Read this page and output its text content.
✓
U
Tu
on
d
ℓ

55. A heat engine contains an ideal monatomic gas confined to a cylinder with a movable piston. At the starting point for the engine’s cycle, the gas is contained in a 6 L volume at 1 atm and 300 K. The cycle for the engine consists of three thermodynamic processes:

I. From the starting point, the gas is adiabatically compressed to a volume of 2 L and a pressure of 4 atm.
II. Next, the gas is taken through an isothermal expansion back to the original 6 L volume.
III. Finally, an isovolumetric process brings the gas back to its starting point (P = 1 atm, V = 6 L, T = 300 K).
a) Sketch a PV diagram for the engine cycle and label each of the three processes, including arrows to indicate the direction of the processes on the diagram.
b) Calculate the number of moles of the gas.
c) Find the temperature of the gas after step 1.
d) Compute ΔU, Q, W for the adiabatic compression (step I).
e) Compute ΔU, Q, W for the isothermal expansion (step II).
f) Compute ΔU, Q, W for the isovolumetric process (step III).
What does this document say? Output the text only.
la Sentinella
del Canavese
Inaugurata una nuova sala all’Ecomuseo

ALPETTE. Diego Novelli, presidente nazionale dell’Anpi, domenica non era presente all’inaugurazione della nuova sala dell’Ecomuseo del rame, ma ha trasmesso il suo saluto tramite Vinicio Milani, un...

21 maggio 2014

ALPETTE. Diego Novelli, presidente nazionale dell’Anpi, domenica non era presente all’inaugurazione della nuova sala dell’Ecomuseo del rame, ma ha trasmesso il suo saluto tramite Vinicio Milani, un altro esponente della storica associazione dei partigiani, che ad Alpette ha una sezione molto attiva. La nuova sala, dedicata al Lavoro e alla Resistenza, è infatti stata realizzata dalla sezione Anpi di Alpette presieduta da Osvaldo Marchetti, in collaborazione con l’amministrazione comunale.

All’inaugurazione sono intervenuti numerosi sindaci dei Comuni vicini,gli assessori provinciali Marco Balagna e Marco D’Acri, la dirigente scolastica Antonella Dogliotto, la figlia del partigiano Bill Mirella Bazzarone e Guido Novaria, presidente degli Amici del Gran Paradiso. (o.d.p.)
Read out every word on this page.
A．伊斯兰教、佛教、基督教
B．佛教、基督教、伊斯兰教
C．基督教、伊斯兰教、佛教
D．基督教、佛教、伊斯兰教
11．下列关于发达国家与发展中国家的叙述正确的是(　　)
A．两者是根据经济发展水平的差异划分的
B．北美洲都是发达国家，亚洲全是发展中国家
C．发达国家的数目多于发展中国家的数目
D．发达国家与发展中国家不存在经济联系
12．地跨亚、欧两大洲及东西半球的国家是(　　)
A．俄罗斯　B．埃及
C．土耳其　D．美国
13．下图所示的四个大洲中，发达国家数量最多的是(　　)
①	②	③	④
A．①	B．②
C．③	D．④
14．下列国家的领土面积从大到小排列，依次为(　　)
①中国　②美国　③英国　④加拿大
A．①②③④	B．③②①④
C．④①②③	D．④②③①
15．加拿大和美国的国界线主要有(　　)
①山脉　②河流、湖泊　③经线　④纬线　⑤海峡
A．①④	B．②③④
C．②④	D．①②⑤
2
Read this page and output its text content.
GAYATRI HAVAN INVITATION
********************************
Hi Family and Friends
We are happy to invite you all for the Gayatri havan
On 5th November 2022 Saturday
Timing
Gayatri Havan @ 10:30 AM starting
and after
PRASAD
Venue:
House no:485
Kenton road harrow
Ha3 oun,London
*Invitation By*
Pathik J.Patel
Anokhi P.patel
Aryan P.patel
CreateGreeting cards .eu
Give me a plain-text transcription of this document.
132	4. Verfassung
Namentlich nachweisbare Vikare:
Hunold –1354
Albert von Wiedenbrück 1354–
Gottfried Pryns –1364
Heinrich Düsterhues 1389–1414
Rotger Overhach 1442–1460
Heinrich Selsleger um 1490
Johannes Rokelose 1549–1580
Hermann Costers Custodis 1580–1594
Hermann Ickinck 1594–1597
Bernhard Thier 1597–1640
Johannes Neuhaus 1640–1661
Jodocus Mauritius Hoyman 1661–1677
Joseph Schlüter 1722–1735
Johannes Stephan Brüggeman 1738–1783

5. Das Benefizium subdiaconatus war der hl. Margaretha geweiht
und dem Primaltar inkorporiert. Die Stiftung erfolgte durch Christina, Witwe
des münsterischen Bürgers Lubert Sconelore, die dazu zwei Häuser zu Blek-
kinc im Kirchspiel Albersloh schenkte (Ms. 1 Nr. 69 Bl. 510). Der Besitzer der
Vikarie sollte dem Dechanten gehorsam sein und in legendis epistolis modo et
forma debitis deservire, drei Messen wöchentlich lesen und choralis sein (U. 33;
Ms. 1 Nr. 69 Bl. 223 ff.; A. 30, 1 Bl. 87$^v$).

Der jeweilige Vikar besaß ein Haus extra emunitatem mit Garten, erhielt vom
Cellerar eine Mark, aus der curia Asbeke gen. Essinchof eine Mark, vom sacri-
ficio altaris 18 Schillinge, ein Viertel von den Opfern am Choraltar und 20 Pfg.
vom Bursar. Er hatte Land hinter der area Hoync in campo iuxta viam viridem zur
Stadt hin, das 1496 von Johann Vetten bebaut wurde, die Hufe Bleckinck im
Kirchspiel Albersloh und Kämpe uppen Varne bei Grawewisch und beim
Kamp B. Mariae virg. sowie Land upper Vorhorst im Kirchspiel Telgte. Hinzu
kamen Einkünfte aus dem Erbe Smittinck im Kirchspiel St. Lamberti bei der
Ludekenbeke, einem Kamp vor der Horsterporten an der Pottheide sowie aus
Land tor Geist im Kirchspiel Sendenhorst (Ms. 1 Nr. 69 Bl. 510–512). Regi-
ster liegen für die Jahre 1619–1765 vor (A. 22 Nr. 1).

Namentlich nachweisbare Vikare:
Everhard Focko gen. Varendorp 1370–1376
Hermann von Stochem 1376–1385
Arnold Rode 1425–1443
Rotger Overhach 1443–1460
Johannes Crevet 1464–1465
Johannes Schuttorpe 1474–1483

□ □ □ □

__GIVEN EXERCISE__
Search the listing for the word "back" and return each line that holds it.

__FULL OUTPUT__
II. Next, the gas is taken through an isothermal expansion back to the original 6 L volume.
III. Finally, an isovolumetric process brings the gas back to its starting point (P = 1 atm, V = 6 L, T = 300 K).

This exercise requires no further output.